__Collected data__.

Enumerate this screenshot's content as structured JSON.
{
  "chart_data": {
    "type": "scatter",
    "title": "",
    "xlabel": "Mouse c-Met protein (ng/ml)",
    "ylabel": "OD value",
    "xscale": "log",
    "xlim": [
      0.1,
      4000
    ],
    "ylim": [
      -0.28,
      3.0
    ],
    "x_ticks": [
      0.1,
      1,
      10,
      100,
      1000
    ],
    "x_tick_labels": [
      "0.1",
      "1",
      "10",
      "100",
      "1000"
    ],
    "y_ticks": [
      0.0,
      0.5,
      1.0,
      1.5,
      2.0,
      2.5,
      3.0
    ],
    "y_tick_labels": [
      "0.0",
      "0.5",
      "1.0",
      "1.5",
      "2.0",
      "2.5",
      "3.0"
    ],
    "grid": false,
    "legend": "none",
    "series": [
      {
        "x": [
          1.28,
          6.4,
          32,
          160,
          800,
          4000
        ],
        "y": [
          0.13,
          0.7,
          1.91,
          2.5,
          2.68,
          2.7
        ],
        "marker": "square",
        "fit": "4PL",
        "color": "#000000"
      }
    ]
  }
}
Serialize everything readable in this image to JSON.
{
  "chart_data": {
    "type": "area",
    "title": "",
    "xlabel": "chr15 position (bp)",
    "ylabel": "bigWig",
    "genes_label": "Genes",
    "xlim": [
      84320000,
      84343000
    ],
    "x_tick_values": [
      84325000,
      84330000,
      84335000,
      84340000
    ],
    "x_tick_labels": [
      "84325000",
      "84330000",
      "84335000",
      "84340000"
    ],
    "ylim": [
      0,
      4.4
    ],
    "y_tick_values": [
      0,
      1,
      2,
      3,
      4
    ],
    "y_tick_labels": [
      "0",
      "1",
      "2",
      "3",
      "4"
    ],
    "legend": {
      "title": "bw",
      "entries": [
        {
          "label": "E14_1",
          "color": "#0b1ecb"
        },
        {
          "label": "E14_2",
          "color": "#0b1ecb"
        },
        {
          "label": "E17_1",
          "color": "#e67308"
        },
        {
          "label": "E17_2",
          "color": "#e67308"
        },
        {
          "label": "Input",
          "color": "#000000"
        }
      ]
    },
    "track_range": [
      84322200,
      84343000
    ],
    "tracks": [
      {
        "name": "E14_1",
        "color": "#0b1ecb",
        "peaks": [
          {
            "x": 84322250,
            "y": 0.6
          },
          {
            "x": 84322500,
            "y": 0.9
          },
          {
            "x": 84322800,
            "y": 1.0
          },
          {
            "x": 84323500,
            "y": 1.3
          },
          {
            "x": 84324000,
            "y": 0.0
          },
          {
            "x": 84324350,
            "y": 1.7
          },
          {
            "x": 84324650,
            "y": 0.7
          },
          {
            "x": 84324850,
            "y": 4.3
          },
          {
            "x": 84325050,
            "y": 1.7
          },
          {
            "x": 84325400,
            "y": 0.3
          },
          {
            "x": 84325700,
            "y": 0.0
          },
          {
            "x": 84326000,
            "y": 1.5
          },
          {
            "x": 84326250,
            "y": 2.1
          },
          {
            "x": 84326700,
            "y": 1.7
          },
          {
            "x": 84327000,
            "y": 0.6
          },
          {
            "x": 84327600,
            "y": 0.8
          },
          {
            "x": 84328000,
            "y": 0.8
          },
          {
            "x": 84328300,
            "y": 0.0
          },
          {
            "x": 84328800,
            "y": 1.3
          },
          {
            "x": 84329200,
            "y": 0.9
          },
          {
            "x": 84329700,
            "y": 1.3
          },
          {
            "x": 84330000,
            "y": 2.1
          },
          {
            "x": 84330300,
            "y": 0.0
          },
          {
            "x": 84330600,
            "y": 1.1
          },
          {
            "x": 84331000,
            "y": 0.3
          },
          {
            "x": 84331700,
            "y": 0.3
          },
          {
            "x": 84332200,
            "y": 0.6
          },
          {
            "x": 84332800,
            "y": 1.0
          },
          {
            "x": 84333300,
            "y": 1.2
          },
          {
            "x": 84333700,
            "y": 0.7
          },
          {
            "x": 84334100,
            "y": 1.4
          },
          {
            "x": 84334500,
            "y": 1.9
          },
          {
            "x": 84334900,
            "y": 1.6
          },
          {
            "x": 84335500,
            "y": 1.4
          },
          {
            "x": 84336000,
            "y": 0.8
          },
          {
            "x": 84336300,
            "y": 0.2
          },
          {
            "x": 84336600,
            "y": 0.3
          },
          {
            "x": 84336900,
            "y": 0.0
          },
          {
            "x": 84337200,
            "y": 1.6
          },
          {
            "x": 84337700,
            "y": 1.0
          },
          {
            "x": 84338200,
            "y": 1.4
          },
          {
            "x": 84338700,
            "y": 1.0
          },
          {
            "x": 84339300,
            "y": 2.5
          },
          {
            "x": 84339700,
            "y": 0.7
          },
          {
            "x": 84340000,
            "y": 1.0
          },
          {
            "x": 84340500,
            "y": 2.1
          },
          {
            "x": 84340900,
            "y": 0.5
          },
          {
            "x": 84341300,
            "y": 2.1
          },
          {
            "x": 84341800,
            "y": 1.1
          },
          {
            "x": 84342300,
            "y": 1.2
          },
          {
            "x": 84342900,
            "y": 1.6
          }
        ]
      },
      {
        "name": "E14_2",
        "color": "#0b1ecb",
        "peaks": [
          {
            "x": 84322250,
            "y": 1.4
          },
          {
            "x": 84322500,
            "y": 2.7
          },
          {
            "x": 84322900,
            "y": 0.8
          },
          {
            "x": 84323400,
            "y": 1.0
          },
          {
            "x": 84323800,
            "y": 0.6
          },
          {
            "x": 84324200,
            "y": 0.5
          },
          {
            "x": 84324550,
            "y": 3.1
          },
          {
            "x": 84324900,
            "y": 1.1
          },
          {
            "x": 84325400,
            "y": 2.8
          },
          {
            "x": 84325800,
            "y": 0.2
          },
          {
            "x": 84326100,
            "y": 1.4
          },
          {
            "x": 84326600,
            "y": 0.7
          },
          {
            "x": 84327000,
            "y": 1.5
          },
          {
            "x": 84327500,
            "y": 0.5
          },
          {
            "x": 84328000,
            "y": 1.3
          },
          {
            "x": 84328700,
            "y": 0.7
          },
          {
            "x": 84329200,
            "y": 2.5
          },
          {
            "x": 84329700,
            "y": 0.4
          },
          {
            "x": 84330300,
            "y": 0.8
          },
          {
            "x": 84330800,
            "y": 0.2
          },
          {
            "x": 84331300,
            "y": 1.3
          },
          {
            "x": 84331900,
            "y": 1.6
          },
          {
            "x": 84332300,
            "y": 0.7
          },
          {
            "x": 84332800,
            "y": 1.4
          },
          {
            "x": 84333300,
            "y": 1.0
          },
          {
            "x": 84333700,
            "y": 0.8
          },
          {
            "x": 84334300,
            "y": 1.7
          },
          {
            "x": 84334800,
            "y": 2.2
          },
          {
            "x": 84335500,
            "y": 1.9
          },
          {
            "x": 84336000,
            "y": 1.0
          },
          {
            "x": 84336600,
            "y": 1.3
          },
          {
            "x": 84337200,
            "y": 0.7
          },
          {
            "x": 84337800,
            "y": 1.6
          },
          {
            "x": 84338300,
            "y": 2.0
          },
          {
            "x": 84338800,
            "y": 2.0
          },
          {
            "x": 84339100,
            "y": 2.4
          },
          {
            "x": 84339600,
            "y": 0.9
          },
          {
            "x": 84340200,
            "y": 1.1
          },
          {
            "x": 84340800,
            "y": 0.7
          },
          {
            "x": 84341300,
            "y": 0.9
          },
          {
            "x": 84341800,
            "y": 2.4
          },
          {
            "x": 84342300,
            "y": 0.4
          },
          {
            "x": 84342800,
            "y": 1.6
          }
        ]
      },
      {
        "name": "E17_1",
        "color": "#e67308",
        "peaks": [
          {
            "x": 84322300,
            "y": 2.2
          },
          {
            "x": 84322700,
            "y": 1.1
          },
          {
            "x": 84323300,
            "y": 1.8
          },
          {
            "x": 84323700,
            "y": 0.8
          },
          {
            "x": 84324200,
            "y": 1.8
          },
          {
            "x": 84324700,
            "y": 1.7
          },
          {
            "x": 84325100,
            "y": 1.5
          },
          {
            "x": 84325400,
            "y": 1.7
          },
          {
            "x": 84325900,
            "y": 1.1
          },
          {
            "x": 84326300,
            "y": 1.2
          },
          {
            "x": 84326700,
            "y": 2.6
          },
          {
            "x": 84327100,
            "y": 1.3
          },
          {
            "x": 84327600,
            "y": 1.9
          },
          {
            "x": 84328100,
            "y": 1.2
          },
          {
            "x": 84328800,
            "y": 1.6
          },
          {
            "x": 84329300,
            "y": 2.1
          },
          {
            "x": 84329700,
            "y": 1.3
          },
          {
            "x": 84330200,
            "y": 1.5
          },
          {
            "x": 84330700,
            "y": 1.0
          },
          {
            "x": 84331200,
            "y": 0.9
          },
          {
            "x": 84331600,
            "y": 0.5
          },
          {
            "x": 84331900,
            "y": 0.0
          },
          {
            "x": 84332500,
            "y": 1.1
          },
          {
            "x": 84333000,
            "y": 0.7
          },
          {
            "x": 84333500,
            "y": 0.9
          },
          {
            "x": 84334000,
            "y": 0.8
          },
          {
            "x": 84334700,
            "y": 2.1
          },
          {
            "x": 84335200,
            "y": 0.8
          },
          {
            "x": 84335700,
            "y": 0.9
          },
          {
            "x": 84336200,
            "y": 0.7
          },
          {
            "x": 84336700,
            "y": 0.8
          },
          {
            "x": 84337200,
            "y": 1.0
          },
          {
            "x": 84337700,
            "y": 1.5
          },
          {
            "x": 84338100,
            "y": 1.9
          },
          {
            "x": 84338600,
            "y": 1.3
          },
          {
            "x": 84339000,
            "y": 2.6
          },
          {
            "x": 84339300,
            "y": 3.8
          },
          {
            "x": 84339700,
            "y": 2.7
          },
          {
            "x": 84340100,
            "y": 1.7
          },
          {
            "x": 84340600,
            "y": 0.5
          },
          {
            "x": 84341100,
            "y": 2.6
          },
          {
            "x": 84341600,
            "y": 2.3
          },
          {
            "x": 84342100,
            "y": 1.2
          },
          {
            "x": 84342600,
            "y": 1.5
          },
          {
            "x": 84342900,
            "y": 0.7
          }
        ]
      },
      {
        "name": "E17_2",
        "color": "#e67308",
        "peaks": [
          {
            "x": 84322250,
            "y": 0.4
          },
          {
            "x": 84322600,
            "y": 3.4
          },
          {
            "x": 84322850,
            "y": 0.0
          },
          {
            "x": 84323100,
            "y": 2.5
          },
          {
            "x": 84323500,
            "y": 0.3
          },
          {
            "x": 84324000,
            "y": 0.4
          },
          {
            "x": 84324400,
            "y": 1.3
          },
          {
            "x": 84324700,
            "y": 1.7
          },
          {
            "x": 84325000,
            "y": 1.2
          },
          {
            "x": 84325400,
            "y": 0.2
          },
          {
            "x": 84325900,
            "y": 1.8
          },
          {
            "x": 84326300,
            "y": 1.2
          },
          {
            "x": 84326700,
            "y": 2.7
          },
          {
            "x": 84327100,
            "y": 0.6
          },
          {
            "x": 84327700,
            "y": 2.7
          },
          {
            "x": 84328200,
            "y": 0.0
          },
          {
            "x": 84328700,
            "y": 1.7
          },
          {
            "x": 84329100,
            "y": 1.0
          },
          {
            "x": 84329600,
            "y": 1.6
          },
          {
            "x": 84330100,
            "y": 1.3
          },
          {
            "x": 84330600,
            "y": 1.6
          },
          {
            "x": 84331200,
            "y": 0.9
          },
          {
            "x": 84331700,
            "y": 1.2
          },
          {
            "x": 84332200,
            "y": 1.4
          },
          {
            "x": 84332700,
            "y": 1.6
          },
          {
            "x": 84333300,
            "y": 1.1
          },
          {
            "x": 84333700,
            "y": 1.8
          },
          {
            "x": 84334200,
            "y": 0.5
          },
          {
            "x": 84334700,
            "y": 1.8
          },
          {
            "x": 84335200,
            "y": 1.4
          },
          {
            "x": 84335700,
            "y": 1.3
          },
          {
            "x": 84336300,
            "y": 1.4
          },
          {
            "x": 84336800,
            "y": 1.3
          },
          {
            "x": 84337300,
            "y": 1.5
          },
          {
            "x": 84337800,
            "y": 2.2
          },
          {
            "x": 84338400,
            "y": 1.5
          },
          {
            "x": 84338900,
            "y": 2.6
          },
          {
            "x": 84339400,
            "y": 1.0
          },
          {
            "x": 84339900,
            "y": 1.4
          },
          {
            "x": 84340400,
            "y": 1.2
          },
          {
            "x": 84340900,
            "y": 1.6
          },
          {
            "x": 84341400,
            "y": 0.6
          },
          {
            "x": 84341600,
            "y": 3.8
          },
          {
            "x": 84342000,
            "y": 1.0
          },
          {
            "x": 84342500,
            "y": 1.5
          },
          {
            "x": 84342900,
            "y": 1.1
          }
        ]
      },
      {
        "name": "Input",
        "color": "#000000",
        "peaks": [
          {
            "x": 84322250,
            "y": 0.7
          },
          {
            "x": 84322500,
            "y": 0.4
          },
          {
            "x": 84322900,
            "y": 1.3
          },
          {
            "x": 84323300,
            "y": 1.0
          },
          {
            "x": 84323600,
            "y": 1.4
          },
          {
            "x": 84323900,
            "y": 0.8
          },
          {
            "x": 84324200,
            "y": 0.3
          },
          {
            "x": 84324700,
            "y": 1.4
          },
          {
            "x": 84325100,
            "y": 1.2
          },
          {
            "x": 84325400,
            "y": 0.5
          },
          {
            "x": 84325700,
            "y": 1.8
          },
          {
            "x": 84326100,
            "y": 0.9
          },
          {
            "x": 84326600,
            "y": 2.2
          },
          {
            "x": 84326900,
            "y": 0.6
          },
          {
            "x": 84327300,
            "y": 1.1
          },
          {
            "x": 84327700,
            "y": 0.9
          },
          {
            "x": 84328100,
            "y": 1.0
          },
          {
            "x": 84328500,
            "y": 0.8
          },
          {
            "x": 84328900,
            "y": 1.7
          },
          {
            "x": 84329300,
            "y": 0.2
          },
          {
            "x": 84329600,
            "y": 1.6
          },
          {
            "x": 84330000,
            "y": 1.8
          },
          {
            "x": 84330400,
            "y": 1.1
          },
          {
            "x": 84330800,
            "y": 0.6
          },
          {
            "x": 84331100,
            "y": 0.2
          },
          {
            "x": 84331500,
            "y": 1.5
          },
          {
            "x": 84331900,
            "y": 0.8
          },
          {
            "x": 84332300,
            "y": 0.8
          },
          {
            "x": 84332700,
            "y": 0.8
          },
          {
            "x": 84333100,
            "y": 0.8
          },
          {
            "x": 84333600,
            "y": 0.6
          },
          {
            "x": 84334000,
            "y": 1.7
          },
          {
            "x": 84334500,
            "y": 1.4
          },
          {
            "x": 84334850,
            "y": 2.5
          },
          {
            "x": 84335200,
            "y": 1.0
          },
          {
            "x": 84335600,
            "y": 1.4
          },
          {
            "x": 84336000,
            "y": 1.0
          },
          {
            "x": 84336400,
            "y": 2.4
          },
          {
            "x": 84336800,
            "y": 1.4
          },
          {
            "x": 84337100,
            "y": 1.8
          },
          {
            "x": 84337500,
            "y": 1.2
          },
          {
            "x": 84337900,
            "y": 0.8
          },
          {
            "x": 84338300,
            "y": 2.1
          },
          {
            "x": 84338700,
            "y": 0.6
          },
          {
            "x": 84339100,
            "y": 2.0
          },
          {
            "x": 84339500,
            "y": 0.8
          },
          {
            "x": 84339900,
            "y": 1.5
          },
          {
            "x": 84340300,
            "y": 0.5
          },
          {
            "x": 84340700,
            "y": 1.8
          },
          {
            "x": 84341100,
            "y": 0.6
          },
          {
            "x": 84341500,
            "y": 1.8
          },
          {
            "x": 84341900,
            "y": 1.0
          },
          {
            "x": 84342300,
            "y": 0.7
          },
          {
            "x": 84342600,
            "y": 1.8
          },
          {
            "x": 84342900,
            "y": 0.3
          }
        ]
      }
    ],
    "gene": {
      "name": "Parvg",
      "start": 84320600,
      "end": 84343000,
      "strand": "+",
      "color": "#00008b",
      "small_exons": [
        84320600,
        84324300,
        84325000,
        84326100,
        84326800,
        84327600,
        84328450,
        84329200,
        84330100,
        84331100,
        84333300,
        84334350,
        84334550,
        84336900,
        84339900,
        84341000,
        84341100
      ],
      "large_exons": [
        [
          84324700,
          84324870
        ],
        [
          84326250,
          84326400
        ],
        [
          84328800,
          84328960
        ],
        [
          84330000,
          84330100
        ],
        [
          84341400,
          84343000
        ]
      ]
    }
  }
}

__Directions__.
Wherever the string "JSON" appears in the entries above, return the line it appears on.

__Final answer__.
Enumerate this screenshot's content as structured JSON.
Serialize everything readable in this image to JSON.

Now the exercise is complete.